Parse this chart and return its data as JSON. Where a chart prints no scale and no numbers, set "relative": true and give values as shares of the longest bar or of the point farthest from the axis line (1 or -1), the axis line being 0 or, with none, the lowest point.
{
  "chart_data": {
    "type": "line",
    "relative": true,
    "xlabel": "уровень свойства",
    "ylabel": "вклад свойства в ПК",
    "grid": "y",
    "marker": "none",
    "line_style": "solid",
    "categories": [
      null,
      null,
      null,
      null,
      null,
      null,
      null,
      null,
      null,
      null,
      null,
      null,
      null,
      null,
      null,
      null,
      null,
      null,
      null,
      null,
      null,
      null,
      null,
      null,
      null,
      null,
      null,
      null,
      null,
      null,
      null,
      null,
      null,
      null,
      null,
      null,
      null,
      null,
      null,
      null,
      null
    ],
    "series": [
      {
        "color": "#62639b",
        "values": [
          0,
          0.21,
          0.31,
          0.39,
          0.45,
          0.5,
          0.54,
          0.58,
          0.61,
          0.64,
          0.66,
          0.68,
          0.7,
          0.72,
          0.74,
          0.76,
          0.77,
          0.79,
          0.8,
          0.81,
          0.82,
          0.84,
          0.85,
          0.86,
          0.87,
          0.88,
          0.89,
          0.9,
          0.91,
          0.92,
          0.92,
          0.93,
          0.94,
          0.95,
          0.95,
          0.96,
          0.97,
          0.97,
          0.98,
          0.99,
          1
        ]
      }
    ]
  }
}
————————
**REQUIRED WORK:** Return the lines above exactly, keeping every word.

**TASK SOLUTION:**
Parse this chart and return its data as JSON. Where a chart prints no scale and no numbers, set "relative": true and give values as shares of the longest bar or of the point farthest from the axis line (1 or -1), the axis line being 0 or, with none, the lowest point.
{
  "chart_data": {
    "type": "line",
    "relative": true,
    "xlabel": "уровень свойства",
    "ylabel": "вклад свойства в ПК",
    "grid": "y",
    "marker": "none",
    "line_style": "solid",
    "categories": [
      null,
      null,
      null,
      null,
      null,
      null,
      null,
      null,
      null,
      null,
      null,
      null,
      null,
      null,
      null,
      null,
      null,
      null,
      null,
      null,
      null,
      null,
      null,
      null,
      null,
      null,
      null,
      null,
      null,
      null,
      null,
      null,
      null,
      null,
      null,
      null,
      null,
      null,
      null,
      null,
      null
    ],
    "series": [
      {
        "color": "#62639b",
        "values": [
          0,
          0.21,
          0.31,
          0.39,
          0.45,
          0.5,
          0.54,
          0.58,
          0.61,
          0.64,
          0.66,
          0.68,
          0.7,
          0.72,
          0.74,
          0.76,
          0.77,
          0.79,
          0.8,
          0.81,
          0.82,
          0.84,
          0.85,
          0.86,
          0.87,
          0.88,
          0.89,
          0.9,
          0.91,
          0.92,
          0.92,
          0.93,
          0.94,
          0.95,
          0.95,
          0.96,
          0.97,
          0.97,
          0.98,
          0.99,
          1
        ]
      }
    ]
  }
}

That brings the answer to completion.